- **To do**
Write out each line from the data below that includes the word "performance".

--- Start Extracted records ---

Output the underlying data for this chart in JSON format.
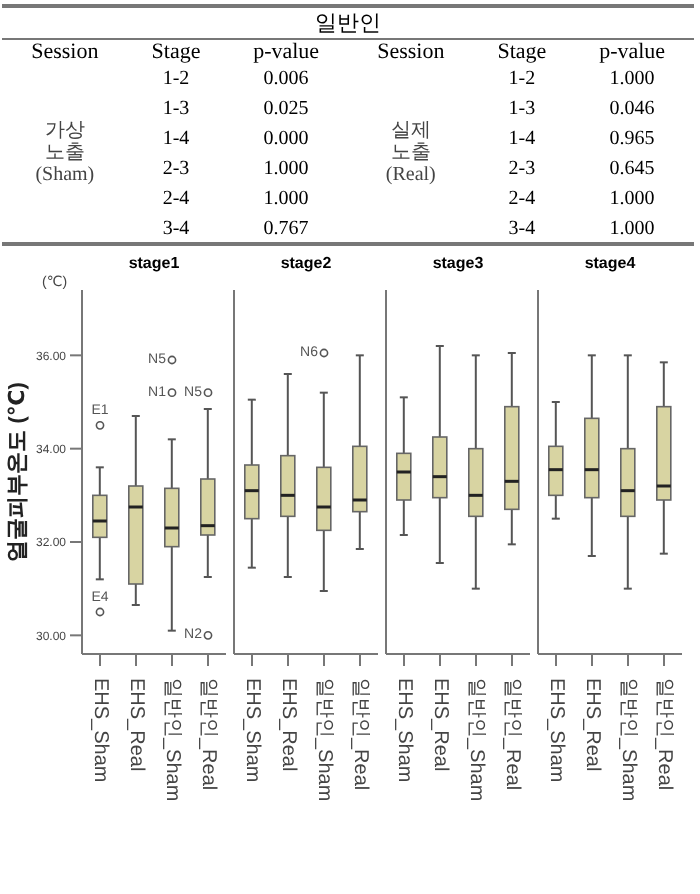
{
  "chart_data": [
    {
      "type": "other",
      "title": "일반인",
      "categories": [
        "Session",
        "Stage",
        "p-value",
        "Session",
        "Stage",
        "p-value"
      ],
      "y_categories": [
        "가상 노출 (Sham)",
        "실제 노출 (Real)"
      ],
      "cell_labels": [
        [
          "1-2",
          "0.006",
          "1-2",
          "1.000"
        ],
        [
          "1-3",
          "0.025",
          "1-3",
          "0.046"
        ],
        [
          "1-4",
          "0.000",
          "1-4",
          "0.965"
        ],
        [
          "2-3",
          "1.000",
          "2-3",
          "0.645"
        ],
        [
          "2-4",
          "1.000",
          "2-4",
          "1.000"
        ],
        [
          "3-4",
          "0.767",
          "3-4",
          "1.000"
        ]
      ]
    },
    {
      "type": "box",
      "title": "stage1",
      "ylabel": "얼굴피부온도 (℃)",
      "categories": [
        "EHS_Sham",
        "EHS_Real",
        "일반인_Sham",
        "일반인_Real"
      ],
      "ylim": [
        29.6,
        37.4
      ],
      "yticks": [
        {
          "value": 30,
          "label": "30.00"
        },
        {
          "value": 32,
          "label": "32.00"
        },
        {
          "value": 34,
          "label": "34.00"
        },
        {
          "value": 36,
          "label": "36.00"
        }
      ],
      "annotations": [
        "(℃)",
        "E1",
        "E4",
        "N5",
        "N1",
        "N5",
        "N2"
      ],
      "boxes": [
        {
          "low": 31.2,
          "q1": 32.1,
          "median": 32.45,
          "q3": 33.0,
          "high": 33.6,
          "outliers": [
            34.5,
            30.5
          ]
        },
        {
          "low": 30.65,
          "q1": 31.1,
          "median": 32.75,
          "q3": 33.2,
          "high": 34.7
        },
        {
          "low": 30.1,
          "q1": 31.9,
          "median": 32.3,
          "q3": 33.15,
          "high": 34.2,
          "outliers": [
            35.9,
            35.2
          ]
        },
        {
          "low": 31.25,
          "q1": 32.15,
          "median": 32.35,
          "q3": 33.35,
          "high": 34.85,
          "outliers": [
            35.2,
            30.0
          ]
        }
      ]
    },
    {
      "type": "box",
      "title": "stage2",
      "tick_labels": "x",
      "categories": [
        "EHS_Sham",
        "EHS_Real",
        "일반인_Sham",
        "일반인_Real"
      ],
      "ylim": [
        29.6,
        37.4
      ],
      "annotations": [
        "N6"
      ],
      "boxes": [
        {
          "low": 31.45,
          "q1": 32.5,
          "median": 33.1,
          "q3": 33.65,
          "high": 35.05
        },
        {
          "low": 31.25,
          "q1": 32.55,
          "median": 33.0,
          "q3": 33.85,
          "high": 35.6
        },
        {
          "low": 30.95,
          "q1": 32.25,
          "median": 32.75,
          "q3": 33.6,
          "high": 35.2,
          "outliers": [
            36.05
          ]
        },
        {
          "low": 31.85,
          "q1": 32.65,
          "median": 32.9,
          "q3": 34.05,
          "high": 36.0
        }
      ]
    },
    {
      "type": "box",
      "title": "stage3",
      "tick_labels": "x",
      "categories": [
        "EHS_Sham",
        "EHS_Real",
        "일반인_Sham",
        "일반인_Real"
      ],
      "ylim": [
        29.6,
        37.4
      ],
      "boxes": [
        {
          "low": 32.15,
          "q1": 32.9,
          "median": 33.5,
          "q3": 33.9,
          "high": 35.1
        },
        {
          "low": 31.55,
          "q1": 32.95,
          "median": 33.4,
          "q3": 34.25,
          "high": 36.2
        },
        {
          "low": 31.0,
          "q1": 32.55,
          "median": 33.0,
          "q3": 34.0,
          "high": 36.0
        },
        {
          "low": 31.95,
          "q1": 32.7,
          "median": 33.3,
          "q3": 34.9,
          "high": 36.05
        }
      ]
    },
    {
      "type": "box",
      "title": "stage4",
      "tick_labels": "x",
      "categories": [
        "EHS_Sham",
        "EHS_Real",
        "일반인_Sham",
        "일반인_Real"
      ],
      "ylim": [
        29.6,
        37.4
      ],
      "boxes": [
        {
          "low": 32.5,
          "q1": 33.0,
          "median": 33.55,
          "q3": 34.05,
          "high": 35.0
        },
        {
          "low": 31.7,
          "q1": 32.95,
          "median": 33.55,
          "q3": 34.65,
          "high": 36.0
        },
        {
          "low": 31.0,
          "q1": 32.55,
          "median": 33.1,
          "q3": 34.0,
          "high": 36.0
        },
        {
          "low": 31.75,
          "q1": 32.9,
          "median": 33.2,
          "q3": 34.9,
          "high": 35.85
        }
      ]
    }
  ]
}
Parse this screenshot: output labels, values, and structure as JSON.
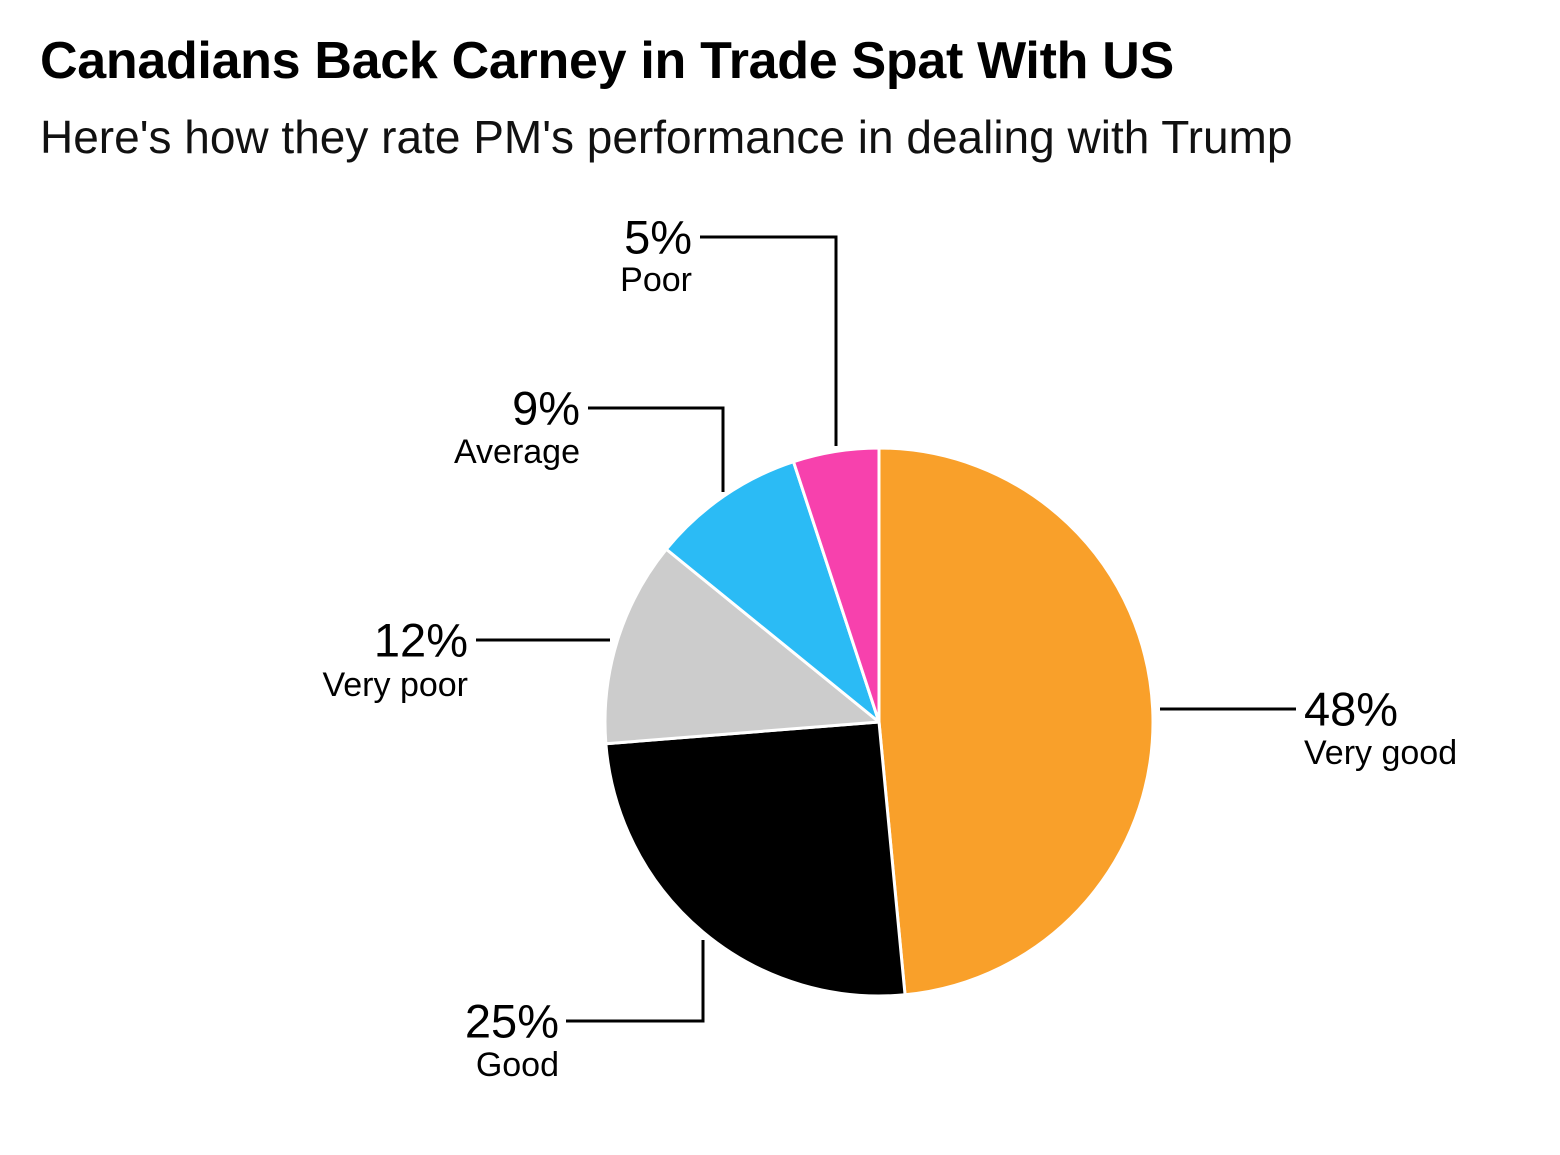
{
  "title": "Canadians Back Carney in Trade Spat With US",
  "subtitle": "Here's how they rate PM's performance in dealing with Trump",
  "chart_data": {
    "type": "pie",
    "title": "Canadians Back Carney in Trade Spat With US",
    "subtitle": "Here's how they rate PM's performance in dealing with Trump",
    "slices": [
      {
        "label": "Very good",
        "value": 48,
        "value_label": "48%",
        "color": "#F9A02A"
      },
      {
        "label": "Good",
        "value": 25,
        "value_label": "25%",
        "color": "#000000"
      },
      {
        "label": "Very poor",
        "value": 12,
        "value_label": "12%",
        "color": "#CCCCCC"
      },
      {
        "label": "Average",
        "value": 9,
        "value_label": "9%",
        "color": "#2BBBF5"
      },
      {
        "label": "Poor",
        "value": 5,
        "value_label": "5%",
        "color": "#F741AD"
      }
    ],
    "start_angle": "12 o'clock",
    "direction": "clockwise",
    "legend": "none",
    "labels": "outside with leader lines"
  }
}
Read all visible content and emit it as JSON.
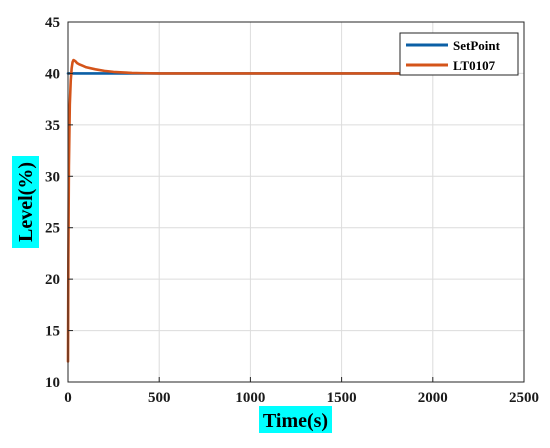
{
  "chart_data": {
    "type": "line",
    "xlabel": "Time(s)",
    "ylabel": "Level(%)",
    "xlim": [
      0,
      2500
    ],
    "ylim": [
      10,
      45
    ],
    "xticks": [
      0,
      500,
      1000,
      1500,
      2000,
      2500
    ],
    "yticks": [
      10,
      15,
      20,
      25,
      30,
      35,
      40,
      45
    ],
    "grid": true,
    "legend_position": "top-right",
    "label_highlight_color": "#00ffff",
    "series": [
      {
        "name": "SetPoint",
        "color": "#0b5fa5",
        "x": [
          0,
          2000
        ],
        "y": [
          40,
          40
        ]
      },
      {
        "name": "LT0107",
        "color": "#d4541a",
        "x": [
          0,
          2,
          5,
          10,
          15,
          20,
          25,
          30,
          40,
          50,
          60,
          80,
          100,
          150,
          200,
          250,
          300,
          350,
          400,
          500,
          600,
          800,
          1000,
          1500,
          2000
        ],
        "y": [
          12,
          22,
          31,
          37,
          39.3,
          40.5,
          41.1,
          41.3,
          41.2,
          41.0,
          40.9,
          40.75,
          40.6,
          40.4,
          40.25,
          40.15,
          40.1,
          40.05,
          40.03,
          40.0,
          40.0,
          40.0,
          40.0,
          40.0,
          40.0
        ]
      }
    ]
  }
}
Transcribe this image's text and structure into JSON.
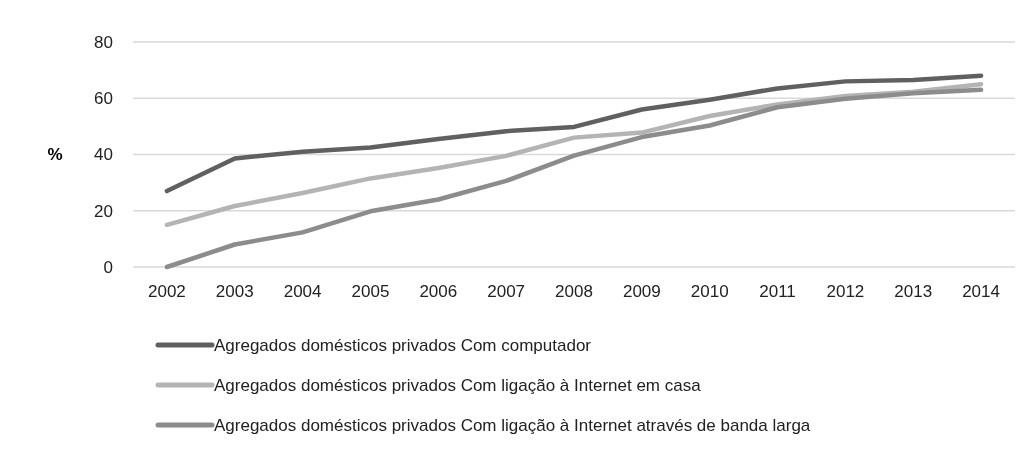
{
  "chart_data": {
    "type": "line",
    "ylabel": "%",
    "categories": [
      "2002",
      "2003",
      "2004",
      "2005",
      "2006",
      "2007",
      "2008",
      "2009",
      "2010",
      "2011",
      "2012",
      "2013",
      "2014"
    ],
    "series": [
      {
        "name": "Agregados domésticos privados Com computador",
        "color": "#606060",
        "values": [
          27,
          38.6,
          41,
          42.5,
          45.5,
          48.3,
          49.8,
          56,
          59.5,
          63.5,
          66,
          66.5,
          68
        ]
      },
      {
        "name": "Agregados domésticos privados Com ligação à Internet em casa",
        "color": "#b4b4b4",
        "values": [
          15,
          21.7,
          26.3,
          31.5,
          35.2,
          39.5,
          46,
          47.8,
          53.7,
          57.8,
          60.8,
          62.3,
          65
        ]
      },
      {
        "name": "Agregados domésticos privados Com ligação à Internet através de banda larga",
        "color": "#8c8c8c",
        "values": [
          0,
          8,
          12.3,
          19.8,
          24,
          30.6,
          39.6,
          46.2,
          50.3,
          56.8,
          59.8,
          61.8,
          63
        ]
      }
    ],
    "ylim": [
      0,
      80
    ],
    "yticks": [
      0,
      20,
      40,
      60,
      80
    ],
    "grid": "y",
    "legend": "bottom",
    "marker": "none",
    "line_style": "solid"
  }
}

--- End Extracted records ---

- **Finished task**
  "subtitle": "Here's how they rate PM's performance in dealing with Trump",
    "subtitle": "Here's how they rate PM's performance in dealing with Trump",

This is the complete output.